§ **YOUR OBJECTIVE**: Copy every line that mentions the word "panel".

§ **DATA EXCERPTS**:
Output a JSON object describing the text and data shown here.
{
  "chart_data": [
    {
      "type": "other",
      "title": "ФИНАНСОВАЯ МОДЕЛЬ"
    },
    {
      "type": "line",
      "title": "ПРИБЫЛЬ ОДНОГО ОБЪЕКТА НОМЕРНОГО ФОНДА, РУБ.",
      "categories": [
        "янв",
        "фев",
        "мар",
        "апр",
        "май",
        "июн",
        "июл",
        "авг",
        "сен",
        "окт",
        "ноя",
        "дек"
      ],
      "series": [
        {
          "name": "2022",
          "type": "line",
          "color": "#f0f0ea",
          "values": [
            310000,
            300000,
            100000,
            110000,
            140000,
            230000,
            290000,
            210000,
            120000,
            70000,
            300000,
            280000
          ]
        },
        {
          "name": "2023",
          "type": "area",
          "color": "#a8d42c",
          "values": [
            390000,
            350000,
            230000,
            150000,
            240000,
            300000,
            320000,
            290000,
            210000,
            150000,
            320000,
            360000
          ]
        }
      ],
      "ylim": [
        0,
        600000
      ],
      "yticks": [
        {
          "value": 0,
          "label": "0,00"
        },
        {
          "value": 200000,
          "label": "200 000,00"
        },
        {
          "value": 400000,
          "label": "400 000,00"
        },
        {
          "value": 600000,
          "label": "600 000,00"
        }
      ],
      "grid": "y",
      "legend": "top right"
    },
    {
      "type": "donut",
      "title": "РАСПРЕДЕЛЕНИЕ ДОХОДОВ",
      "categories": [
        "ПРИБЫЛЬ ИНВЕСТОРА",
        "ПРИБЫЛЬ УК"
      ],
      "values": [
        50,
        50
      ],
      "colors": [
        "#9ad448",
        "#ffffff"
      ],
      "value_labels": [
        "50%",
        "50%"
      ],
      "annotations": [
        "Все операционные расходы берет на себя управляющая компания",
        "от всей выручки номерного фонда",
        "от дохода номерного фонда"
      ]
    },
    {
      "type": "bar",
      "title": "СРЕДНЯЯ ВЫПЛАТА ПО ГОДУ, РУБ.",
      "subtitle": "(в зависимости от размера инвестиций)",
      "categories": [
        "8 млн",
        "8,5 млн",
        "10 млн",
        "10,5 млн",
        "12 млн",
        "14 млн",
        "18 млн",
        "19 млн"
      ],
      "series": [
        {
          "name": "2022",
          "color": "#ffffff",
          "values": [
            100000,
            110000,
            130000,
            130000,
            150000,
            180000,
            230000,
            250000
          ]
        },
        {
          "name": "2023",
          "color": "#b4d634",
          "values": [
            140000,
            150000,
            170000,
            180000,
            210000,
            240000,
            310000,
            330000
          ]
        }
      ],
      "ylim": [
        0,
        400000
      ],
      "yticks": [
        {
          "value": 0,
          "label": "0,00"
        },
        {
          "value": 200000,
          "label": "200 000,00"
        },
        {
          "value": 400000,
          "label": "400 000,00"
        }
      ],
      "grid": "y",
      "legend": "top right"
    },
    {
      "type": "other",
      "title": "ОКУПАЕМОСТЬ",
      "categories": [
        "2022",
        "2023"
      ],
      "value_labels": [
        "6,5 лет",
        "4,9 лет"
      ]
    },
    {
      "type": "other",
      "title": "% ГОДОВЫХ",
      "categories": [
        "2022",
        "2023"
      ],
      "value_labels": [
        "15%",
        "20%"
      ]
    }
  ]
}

* * *

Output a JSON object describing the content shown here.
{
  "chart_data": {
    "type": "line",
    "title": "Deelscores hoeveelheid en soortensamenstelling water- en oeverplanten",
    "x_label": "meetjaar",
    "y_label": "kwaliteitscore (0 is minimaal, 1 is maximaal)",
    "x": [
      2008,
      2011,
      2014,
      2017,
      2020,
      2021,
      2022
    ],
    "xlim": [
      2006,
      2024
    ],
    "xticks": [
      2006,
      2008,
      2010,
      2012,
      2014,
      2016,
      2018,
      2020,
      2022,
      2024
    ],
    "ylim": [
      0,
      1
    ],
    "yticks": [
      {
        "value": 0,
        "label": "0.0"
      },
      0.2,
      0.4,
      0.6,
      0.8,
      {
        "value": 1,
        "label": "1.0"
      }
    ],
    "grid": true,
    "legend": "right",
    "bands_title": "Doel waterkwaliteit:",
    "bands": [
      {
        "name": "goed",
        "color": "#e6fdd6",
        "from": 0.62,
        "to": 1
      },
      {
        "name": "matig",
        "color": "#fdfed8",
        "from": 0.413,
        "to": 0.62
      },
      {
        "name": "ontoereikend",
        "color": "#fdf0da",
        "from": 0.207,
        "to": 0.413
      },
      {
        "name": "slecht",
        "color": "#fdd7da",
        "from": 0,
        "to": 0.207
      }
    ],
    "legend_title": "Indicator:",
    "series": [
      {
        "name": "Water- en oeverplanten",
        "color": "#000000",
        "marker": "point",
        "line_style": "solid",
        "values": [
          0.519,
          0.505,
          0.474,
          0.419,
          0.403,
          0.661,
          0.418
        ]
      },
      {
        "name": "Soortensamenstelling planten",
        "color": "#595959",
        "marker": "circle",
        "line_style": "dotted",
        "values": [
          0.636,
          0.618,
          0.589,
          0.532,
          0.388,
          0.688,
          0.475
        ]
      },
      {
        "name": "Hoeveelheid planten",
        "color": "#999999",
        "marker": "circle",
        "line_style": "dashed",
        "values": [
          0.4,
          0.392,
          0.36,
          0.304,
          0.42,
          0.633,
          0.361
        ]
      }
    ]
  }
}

* * *

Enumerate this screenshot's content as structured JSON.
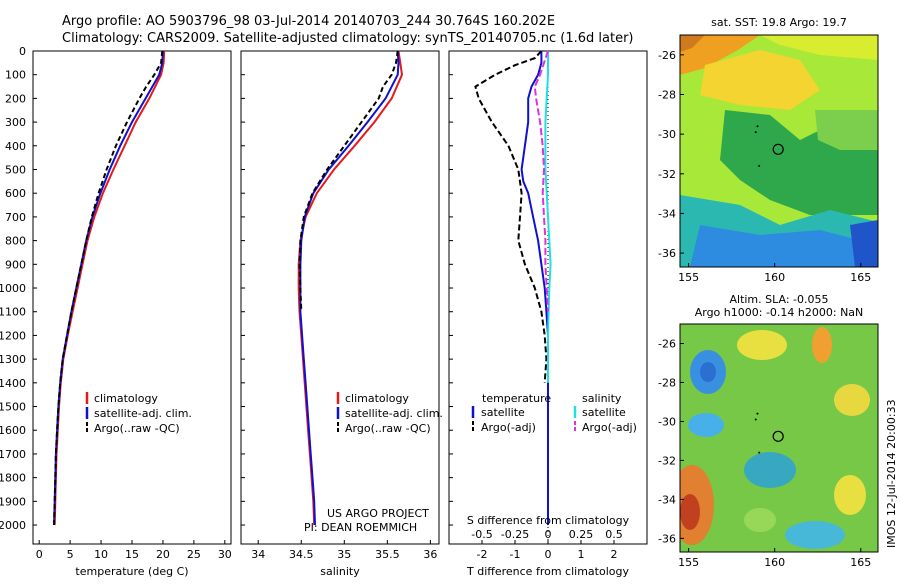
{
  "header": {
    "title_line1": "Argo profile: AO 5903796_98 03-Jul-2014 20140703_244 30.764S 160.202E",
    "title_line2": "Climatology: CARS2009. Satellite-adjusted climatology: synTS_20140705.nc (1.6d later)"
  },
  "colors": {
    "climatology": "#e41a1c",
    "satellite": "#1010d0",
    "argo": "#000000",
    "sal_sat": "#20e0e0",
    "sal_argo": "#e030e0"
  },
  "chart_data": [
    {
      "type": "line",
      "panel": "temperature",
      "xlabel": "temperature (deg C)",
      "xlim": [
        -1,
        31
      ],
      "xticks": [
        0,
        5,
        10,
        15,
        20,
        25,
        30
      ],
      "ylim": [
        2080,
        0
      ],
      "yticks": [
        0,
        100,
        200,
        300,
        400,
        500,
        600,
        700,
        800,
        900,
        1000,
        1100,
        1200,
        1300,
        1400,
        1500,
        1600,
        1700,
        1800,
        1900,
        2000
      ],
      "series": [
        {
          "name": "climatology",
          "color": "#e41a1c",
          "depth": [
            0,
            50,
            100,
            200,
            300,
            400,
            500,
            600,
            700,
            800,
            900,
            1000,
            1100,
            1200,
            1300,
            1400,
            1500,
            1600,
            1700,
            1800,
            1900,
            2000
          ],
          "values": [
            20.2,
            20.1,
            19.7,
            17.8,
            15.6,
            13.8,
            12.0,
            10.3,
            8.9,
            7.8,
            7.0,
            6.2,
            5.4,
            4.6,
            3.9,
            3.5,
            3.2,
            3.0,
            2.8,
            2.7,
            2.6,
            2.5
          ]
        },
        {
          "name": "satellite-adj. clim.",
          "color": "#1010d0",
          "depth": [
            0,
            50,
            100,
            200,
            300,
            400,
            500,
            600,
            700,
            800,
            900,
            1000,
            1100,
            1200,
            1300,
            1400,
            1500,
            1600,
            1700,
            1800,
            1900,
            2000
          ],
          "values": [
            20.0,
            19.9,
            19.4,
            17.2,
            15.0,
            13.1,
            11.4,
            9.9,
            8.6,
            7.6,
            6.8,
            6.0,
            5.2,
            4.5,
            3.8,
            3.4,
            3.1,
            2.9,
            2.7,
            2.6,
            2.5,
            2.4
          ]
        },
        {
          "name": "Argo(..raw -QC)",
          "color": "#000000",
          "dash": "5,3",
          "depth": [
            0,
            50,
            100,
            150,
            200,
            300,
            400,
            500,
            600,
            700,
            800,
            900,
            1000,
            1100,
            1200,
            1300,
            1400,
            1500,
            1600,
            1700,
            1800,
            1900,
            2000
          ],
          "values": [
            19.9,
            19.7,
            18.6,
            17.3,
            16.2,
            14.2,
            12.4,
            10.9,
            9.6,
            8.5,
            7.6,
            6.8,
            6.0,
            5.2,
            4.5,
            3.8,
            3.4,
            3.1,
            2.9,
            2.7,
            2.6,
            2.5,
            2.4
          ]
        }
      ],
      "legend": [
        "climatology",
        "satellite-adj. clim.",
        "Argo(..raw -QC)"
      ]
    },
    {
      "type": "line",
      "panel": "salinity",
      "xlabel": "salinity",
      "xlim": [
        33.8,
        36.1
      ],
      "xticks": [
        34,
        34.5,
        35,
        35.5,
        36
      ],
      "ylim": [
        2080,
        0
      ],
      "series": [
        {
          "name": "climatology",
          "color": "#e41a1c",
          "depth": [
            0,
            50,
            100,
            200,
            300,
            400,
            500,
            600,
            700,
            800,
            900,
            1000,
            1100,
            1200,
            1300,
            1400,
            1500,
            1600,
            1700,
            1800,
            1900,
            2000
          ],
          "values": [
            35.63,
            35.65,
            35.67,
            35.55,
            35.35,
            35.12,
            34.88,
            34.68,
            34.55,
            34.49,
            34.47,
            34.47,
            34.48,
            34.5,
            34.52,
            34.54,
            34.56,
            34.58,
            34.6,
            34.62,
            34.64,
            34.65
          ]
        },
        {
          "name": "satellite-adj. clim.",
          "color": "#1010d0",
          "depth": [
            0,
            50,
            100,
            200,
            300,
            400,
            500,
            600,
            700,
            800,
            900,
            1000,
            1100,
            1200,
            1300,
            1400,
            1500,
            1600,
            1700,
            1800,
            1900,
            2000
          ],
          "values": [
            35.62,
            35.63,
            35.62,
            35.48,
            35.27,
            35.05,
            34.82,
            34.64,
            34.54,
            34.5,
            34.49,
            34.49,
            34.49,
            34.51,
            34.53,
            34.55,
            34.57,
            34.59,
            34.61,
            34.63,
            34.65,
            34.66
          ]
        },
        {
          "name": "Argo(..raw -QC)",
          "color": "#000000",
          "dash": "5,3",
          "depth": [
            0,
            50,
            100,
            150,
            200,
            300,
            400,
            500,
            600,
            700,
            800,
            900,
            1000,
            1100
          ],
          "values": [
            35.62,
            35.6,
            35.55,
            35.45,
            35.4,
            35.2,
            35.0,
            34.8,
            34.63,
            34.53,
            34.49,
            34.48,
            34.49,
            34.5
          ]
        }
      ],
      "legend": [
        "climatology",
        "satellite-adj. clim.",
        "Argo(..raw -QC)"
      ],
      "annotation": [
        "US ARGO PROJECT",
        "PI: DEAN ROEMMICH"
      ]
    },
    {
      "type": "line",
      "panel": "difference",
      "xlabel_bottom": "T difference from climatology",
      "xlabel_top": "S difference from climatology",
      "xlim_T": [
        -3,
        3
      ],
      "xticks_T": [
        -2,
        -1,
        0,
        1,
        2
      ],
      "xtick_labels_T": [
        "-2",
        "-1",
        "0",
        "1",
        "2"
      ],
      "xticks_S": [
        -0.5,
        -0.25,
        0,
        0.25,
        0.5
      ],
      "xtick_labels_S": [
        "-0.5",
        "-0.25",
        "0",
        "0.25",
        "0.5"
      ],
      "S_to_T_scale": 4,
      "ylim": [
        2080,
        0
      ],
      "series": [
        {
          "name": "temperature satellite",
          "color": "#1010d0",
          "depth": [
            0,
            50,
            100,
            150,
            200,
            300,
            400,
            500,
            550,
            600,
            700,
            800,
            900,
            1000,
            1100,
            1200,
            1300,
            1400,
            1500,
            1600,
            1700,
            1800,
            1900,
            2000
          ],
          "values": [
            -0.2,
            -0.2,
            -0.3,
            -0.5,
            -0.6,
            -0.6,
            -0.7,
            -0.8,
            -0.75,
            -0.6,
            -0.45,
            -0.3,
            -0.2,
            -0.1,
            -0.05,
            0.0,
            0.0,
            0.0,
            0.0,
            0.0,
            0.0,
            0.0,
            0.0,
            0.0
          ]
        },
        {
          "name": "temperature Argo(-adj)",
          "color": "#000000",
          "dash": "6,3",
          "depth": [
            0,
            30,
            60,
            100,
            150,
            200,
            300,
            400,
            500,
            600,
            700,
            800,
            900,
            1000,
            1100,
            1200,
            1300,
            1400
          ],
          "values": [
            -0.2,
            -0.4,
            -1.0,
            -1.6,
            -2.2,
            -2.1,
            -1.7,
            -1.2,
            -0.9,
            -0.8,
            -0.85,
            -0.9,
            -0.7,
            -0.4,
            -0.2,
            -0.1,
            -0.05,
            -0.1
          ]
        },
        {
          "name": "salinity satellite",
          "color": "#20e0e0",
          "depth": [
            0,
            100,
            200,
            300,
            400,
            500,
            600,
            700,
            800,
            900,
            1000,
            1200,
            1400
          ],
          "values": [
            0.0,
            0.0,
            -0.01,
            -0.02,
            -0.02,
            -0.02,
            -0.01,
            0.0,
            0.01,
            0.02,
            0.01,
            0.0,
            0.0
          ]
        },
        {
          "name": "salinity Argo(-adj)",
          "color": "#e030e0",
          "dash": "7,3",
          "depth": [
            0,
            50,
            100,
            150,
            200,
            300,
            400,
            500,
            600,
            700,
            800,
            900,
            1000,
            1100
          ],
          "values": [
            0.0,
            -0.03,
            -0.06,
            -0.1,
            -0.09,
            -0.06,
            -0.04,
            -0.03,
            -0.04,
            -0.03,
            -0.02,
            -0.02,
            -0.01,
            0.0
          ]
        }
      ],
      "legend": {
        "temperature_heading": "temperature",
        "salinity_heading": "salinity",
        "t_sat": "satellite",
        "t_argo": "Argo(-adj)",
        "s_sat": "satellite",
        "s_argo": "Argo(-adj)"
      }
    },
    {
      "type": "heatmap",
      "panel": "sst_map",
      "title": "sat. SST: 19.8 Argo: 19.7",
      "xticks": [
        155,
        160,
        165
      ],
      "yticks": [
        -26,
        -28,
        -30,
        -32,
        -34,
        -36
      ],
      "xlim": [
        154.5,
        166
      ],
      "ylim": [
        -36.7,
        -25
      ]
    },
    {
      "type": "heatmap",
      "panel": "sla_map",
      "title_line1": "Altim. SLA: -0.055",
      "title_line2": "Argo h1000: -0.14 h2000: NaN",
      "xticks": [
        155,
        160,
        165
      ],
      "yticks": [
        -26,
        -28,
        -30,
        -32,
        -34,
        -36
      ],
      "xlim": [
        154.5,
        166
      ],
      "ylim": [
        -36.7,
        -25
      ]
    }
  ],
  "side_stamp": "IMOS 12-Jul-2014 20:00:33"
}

§ **THE SOLUTION**:
      "panel": "temperature",
      "panel": "salinity",
      "panel": "difference",
      "panel": "sst_map",
      "panel": "sla_map",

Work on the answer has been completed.